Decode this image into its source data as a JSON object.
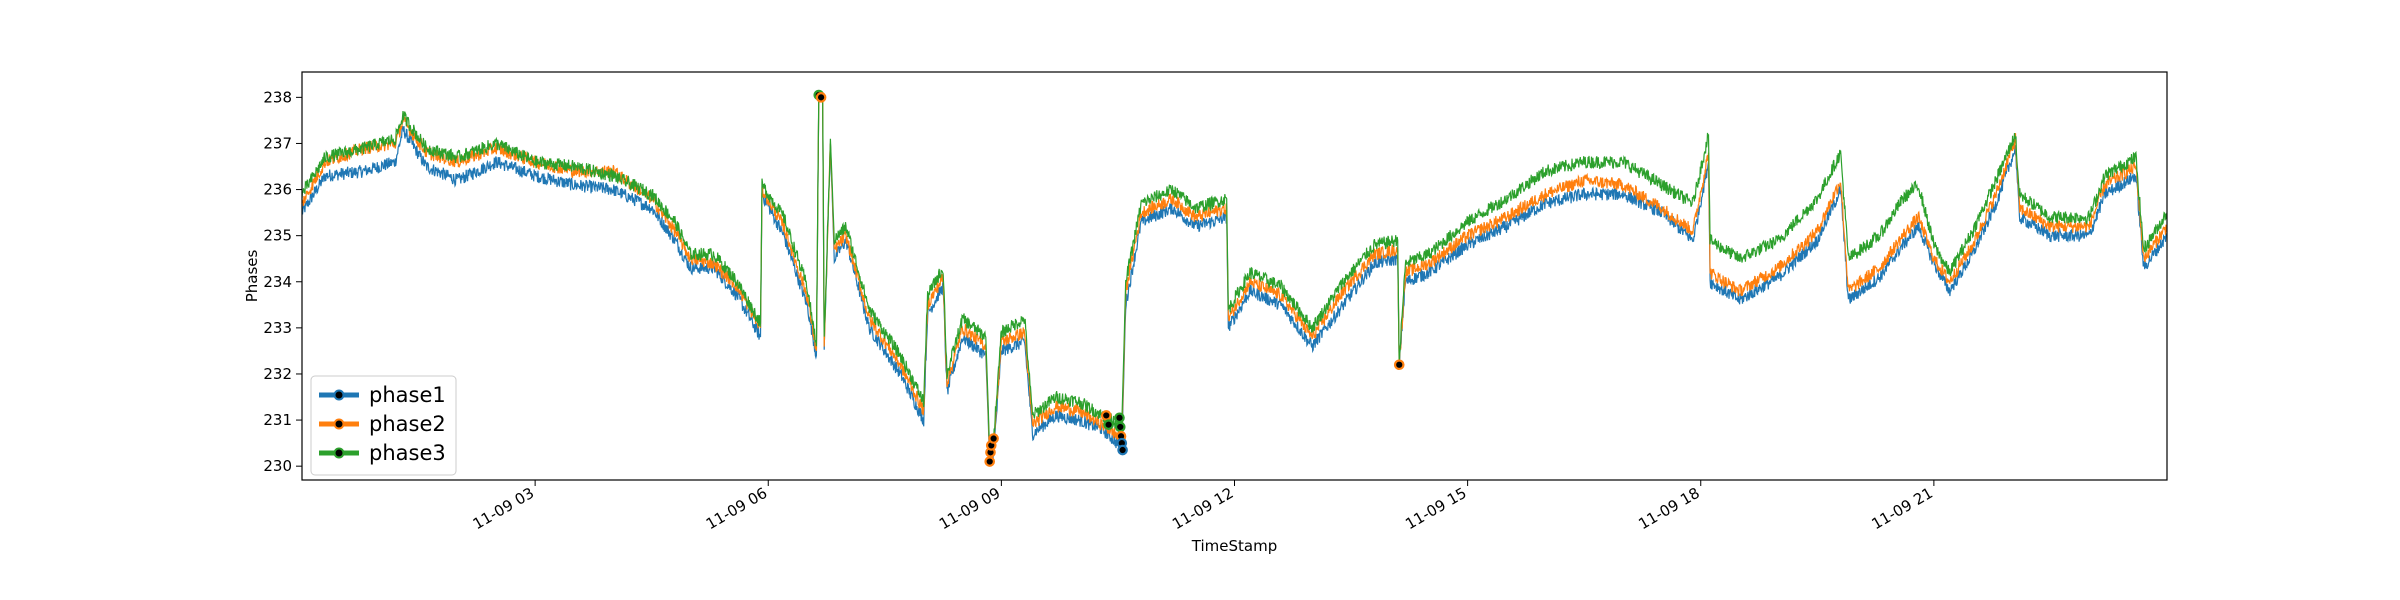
{
  "chart_data": {
    "type": "line",
    "xlabel": "TimeStamp",
    "ylabel": "Phases",
    "x_unit": "hours",
    "xlim": [
      0,
      24
    ],
    "ylim": [
      229.7,
      238.55
    ],
    "x_ticks": [
      {
        "value": 3,
        "label": "11-09 03"
      },
      {
        "value": 6,
        "label": "11-09 06"
      },
      {
        "value": 9,
        "label": "11-09 09"
      },
      {
        "value": 12,
        "label": "11-09 12"
      },
      {
        "value": 15,
        "label": "11-09 15"
      },
      {
        "value": 18,
        "label": "11-09 18"
      },
      {
        "value": 21,
        "label": "11-09 21"
      }
    ],
    "y_ticks": [
      230,
      231,
      232,
      233,
      234,
      235,
      236,
      237,
      238
    ],
    "grid": false,
    "legend": "lower-left",
    "series": [
      {
        "name": "phase1",
        "color": "#1f77b4",
        "points": [
          [
            0,
            235.5
          ],
          [
            0.3,
            236.3
          ],
          [
            0.8,
            236.4
          ],
          [
            1.2,
            236.6
          ],
          [
            1.3,
            237.3
          ],
          [
            1.6,
            236.5
          ],
          [
            2.0,
            236.2
          ],
          [
            2.5,
            236.6
          ],
          [
            3.0,
            236.3
          ],
          [
            3.5,
            236.1
          ],
          [
            4.0,
            236.0
          ],
          [
            4.5,
            235.6
          ],
          [
            4.8,
            234.9
          ],
          [
            5.0,
            234.3
          ],
          [
            5.3,
            234.3
          ],
          [
            5.6,
            233.7
          ],
          [
            5.9,
            232.8
          ],
          [
            5.92,
            235.9
          ],
          [
            6.2,
            235.0
          ],
          [
            6.5,
            233.5
          ],
          [
            6.62,
            232.4
          ],
          [
            6.65,
            238.0
          ],
          [
            6.7,
            238.0
          ],
          [
            6.72,
            232.5
          ],
          [
            6.8,
            237.0
          ],
          [
            6.85,
            234.5
          ],
          [
            7.0,
            234.9
          ],
          [
            7.3,
            233.0
          ],
          [
            7.7,
            232.0
          ],
          [
            8.0,
            231.0
          ],
          [
            8.05,
            233.3
          ],
          [
            8.25,
            233.9
          ],
          [
            8.3,
            231.6
          ],
          [
            8.5,
            232.8
          ],
          [
            8.8,
            232.4
          ],
          [
            8.85,
            230.1
          ],
          [
            8.9,
            230.3
          ],
          [
            9.0,
            232.5
          ],
          [
            9.3,
            232.7
          ],
          [
            9.4,
            230.7
          ],
          [
            9.7,
            231.1
          ],
          [
            10.0,
            231.0
          ],
          [
            10.3,
            230.8
          ],
          [
            10.55,
            230.4
          ],
          [
            10.6,
            233.5
          ],
          [
            10.8,
            235.3
          ],
          [
            11.2,
            235.6
          ],
          [
            11.5,
            235.2
          ],
          [
            11.9,
            235.4
          ],
          [
            11.92,
            233.0
          ],
          [
            12.2,
            233.8
          ],
          [
            12.6,
            233.5
          ],
          [
            13.0,
            232.6
          ],
          [
            13.4,
            233.5
          ],
          [
            13.8,
            234.4
          ],
          [
            14.1,
            234.5
          ],
          [
            14.12,
            232.2
          ],
          [
            14.2,
            234.0
          ],
          [
            14.5,
            234.2
          ],
          [
            15.0,
            234.8
          ],
          [
            15.5,
            235.2
          ],
          [
            16.0,
            235.7
          ],
          [
            16.5,
            235.9
          ],
          [
            17.0,
            235.9
          ],
          [
            17.5,
            235.5
          ],
          [
            17.9,
            234.9
          ],
          [
            18.1,
            236.6
          ],
          [
            18.12,
            234.0
          ],
          [
            18.5,
            233.6
          ],
          [
            19.0,
            234.1
          ],
          [
            19.5,
            234.9
          ],
          [
            19.8,
            236.0
          ],
          [
            19.9,
            233.6
          ],
          [
            20.3,
            234.1
          ],
          [
            20.6,
            234.8
          ],
          [
            20.8,
            235.2
          ],
          [
            21.0,
            234.4
          ],
          [
            21.2,
            233.8
          ],
          [
            21.5,
            234.6
          ],
          [
            21.8,
            235.7
          ],
          [
            22.05,
            236.9
          ],
          [
            22.1,
            235.4
          ],
          [
            22.5,
            235.0
          ],
          [
            23.0,
            235.0
          ],
          [
            23.2,
            235.9
          ],
          [
            23.6,
            236.3
          ],
          [
            23.7,
            234.3
          ],
          [
            24.0,
            235.0
          ]
        ]
      },
      {
        "name": "phase2",
        "color": "#ff7f0e",
        "points": [
          [
            0,
            235.7
          ],
          [
            0.3,
            236.6
          ],
          [
            0.8,
            236.9
          ],
          [
            1.2,
            237.0
          ],
          [
            1.3,
            237.5
          ],
          [
            1.6,
            236.8
          ],
          [
            2.0,
            236.6
          ],
          [
            2.5,
            236.9
          ],
          [
            3.0,
            236.6
          ],
          [
            3.5,
            236.4
          ],
          [
            4.0,
            236.4
          ],
          [
            4.5,
            235.8
          ],
          [
            4.8,
            235.1
          ],
          [
            5.0,
            234.5
          ],
          [
            5.3,
            234.4
          ],
          [
            5.6,
            233.9
          ],
          [
            5.9,
            233.0
          ],
          [
            5.92,
            236.0
          ],
          [
            6.2,
            235.2
          ],
          [
            6.5,
            233.7
          ],
          [
            6.62,
            232.5
          ],
          [
            6.65,
            238.0
          ],
          [
            6.7,
            238.0
          ],
          [
            6.72,
            232.6
          ],
          [
            6.8,
            237.0
          ],
          [
            6.85,
            234.7
          ],
          [
            7.0,
            235.0
          ],
          [
            7.3,
            233.2
          ],
          [
            7.7,
            232.2
          ],
          [
            8.0,
            231.2
          ],
          [
            8.05,
            233.5
          ],
          [
            8.25,
            234.1
          ],
          [
            8.3,
            231.8
          ],
          [
            8.5,
            233.0
          ],
          [
            8.8,
            232.6
          ],
          [
            8.85,
            230.2
          ],
          [
            8.9,
            230.5
          ],
          [
            9.0,
            232.7
          ],
          [
            9.3,
            232.9
          ],
          [
            9.4,
            230.9
          ],
          [
            9.7,
            231.3
          ],
          [
            10.0,
            231.2
          ],
          [
            10.3,
            230.9
          ],
          [
            10.55,
            230.6
          ],
          [
            10.6,
            233.8
          ],
          [
            10.8,
            235.5
          ],
          [
            11.2,
            235.8
          ],
          [
            11.5,
            235.4
          ],
          [
            11.9,
            235.6
          ],
          [
            11.92,
            233.2
          ],
          [
            12.2,
            234.0
          ],
          [
            12.6,
            233.7
          ],
          [
            13.0,
            232.8
          ],
          [
            13.4,
            233.8
          ],
          [
            13.8,
            234.6
          ],
          [
            14.1,
            234.7
          ],
          [
            14.12,
            232.2
          ],
          [
            14.2,
            234.2
          ],
          [
            14.5,
            234.4
          ],
          [
            15.0,
            235.0
          ],
          [
            15.5,
            235.4
          ],
          [
            16.0,
            235.9
          ],
          [
            16.5,
            236.2
          ],
          [
            17.0,
            236.1
          ],
          [
            17.5,
            235.6
          ],
          [
            17.9,
            235.1
          ],
          [
            18.1,
            236.8
          ],
          [
            18.12,
            234.2
          ],
          [
            18.5,
            233.8
          ],
          [
            19.0,
            234.3
          ],
          [
            19.5,
            235.1
          ],
          [
            19.8,
            236.2
          ],
          [
            19.9,
            233.8
          ],
          [
            20.3,
            234.3
          ],
          [
            20.6,
            235.0
          ],
          [
            20.8,
            235.4
          ],
          [
            21.0,
            234.5
          ],
          [
            21.2,
            234.0
          ],
          [
            21.5,
            234.8
          ],
          [
            21.8,
            235.9
          ],
          [
            22.05,
            237.1
          ],
          [
            22.1,
            235.6
          ],
          [
            22.5,
            235.2
          ],
          [
            23.0,
            235.2
          ],
          [
            23.2,
            236.1
          ],
          [
            23.6,
            236.5
          ],
          [
            23.7,
            234.5
          ],
          [
            24.0,
            235.2
          ]
        ]
      },
      {
        "name": "phase3",
        "color": "#2ca02c",
        "points": [
          [
            0,
            235.9
          ],
          [
            0.3,
            236.7
          ],
          [
            0.8,
            236.9
          ],
          [
            1.2,
            237.1
          ],
          [
            1.3,
            237.6
          ],
          [
            1.6,
            236.9
          ],
          [
            2.0,
            236.7
          ],
          [
            2.5,
            237.0
          ],
          [
            3.0,
            236.6
          ],
          [
            3.5,
            236.5
          ],
          [
            4.0,
            236.3
          ],
          [
            4.5,
            235.9
          ],
          [
            4.8,
            235.3
          ],
          [
            5.0,
            234.6
          ],
          [
            5.3,
            234.6
          ],
          [
            5.6,
            234.0
          ],
          [
            5.9,
            233.1
          ],
          [
            5.92,
            236.1
          ],
          [
            6.2,
            235.4
          ],
          [
            6.5,
            233.9
          ],
          [
            6.62,
            232.6
          ],
          [
            6.65,
            238.1
          ],
          [
            6.7,
            238.1
          ],
          [
            6.72,
            232.7
          ],
          [
            6.8,
            237.1
          ],
          [
            6.85,
            234.9
          ],
          [
            7.0,
            235.2
          ],
          [
            7.3,
            233.4
          ],
          [
            7.7,
            232.4
          ],
          [
            8.0,
            231.4
          ],
          [
            8.05,
            233.7
          ],
          [
            8.25,
            234.3
          ],
          [
            8.3,
            232.0
          ],
          [
            8.5,
            233.2
          ],
          [
            8.8,
            232.8
          ],
          [
            8.85,
            230.3
          ],
          [
            8.9,
            230.6
          ],
          [
            9.0,
            232.9
          ],
          [
            9.3,
            233.2
          ],
          [
            9.4,
            231.1
          ],
          [
            9.7,
            231.5
          ],
          [
            10.0,
            231.4
          ],
          [
            10.3,
            231.1
          ],
          [
            10.55,
            230.9
          ],
          [
            10.6,
            234.0
          ],
          [
            10.8,
            235.7
          ],
          [
            11.2,
            236.0
          ],
          [
            11.5,
            235.6
          ],
          [
            11.9,
            235.8
          ],
          [
            11.92,
            233.4
          ],
          [
            12.2,
            234.2
          ],
          [
            12.6,
            233.9
          ],
          [
            13.0,
            233.0
          ],
          [
            13.4,
            234.0
          ],
          [
            13.8,
            234.8
          ],
          [
            14.1,
            234.9
          ],
          [
            14.12,
            232.3
          ],
          [
            14.2,
            234.4
          ],
          [
            14.5,
            234.6
          ],
          [
            15.0,
            235.3
          ],
          [
            15.5,
            235.8
          ],
          [
            16.0,
            236.4
          ],
          [
            16.5,
            236.6
          ],
          [
            17.0,
            236.6
          ],
          [
            17.5,
            236.1
          ],
          [
            17.9,
            235.7
          ],
          [
            18.1,
            237.2
          ],
          [
            18.12,
            234.9
          ],
          [
            18.5,
            234.5
          ],
          [
            19.0,
            234.9
          ],
          [
            19.5,
            235.8
          ],
          [
            19.8,
            236.8
          ],
          [
            19.9,
            234.5
          ],
          [
            20.3,
            235.0
          ],
          [
            20.6,
            235.8
          ],
          [
            20.8,
            236.1
          ],
          [
            21.0,
            234.8
          ],
          [
            21.2,
            234.2
          ],
          [
            21.5,
            235.1
          ],
          [
            21.8,
            236.2
          ],
          [
            22.05,
            237.2
          ],
          [
            22.1,
            235.9
          ],
          [
            22.5,
            235.4
          ],
          [
            23.0,
            235.4
          ],
          [
            23.2,
            236.3
          ],
          [
            23.6,
            236.7
          ],
          [
            23.7,
            234.7
          ],
          [
            24.0,
            235.5
          ]
        ]
      }
    ],
    "anomaly_points": [
      {
        "x": 6.65,
        "y": 238.05,
        "color": "#2ca02c"
      },
      {
        "x": 6.68,
        "y": 238.0,
        "color": "#ff7f0e"
      },
      {
        "x": 8.85,
        "y": 230.1,
        "color": "#ff7f0e"
      },
      {
        "x": 8.86,
        "y": 230.3,
        "color": "#ff7f0e"
      },
      {
        "x": 8.87,
        "y": 230.45,
        "color": "#ff7f0e"
      },
      {
        "x": 8.9,
        "y": 230.6,
        "color": "#ff7f0e"
      },
      {
        "x": 10.35,
        "y": 231.1,
        "color": "#ff7f0e"
      },
      {
        "x": 10.38,
        "y": 230.9,
        "color": "#2ca02c"
      },
      {
        "x": 10.52,
        "y": 231.05,
        "color": "#2ca02c"
      },
      {
        "x": 10.53,
        "y": 230.85,
        "color": "#2ca02c"
      },
      {
        "x": 10.54,
        "y": 230.65,
        "color": "#ff7f0e"
      },
      {
        "x": 10.55,
        "y": 230.5,
        "color": "#1f77b4"
      },
      {
        "x": 10.56,
        "y": 230.35,
        "color": "#1f77b4"
      },
      {
        "x": 14.12,
        "y": 232.2,
        "color": "#ff7f0e"
      }
    ]
  }
}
********************
*Given request*
Copy all lines from the data that hold the word "name".

*Task output*
        "name": "phase1",
        "name": "phase2",
        "name": "phase3",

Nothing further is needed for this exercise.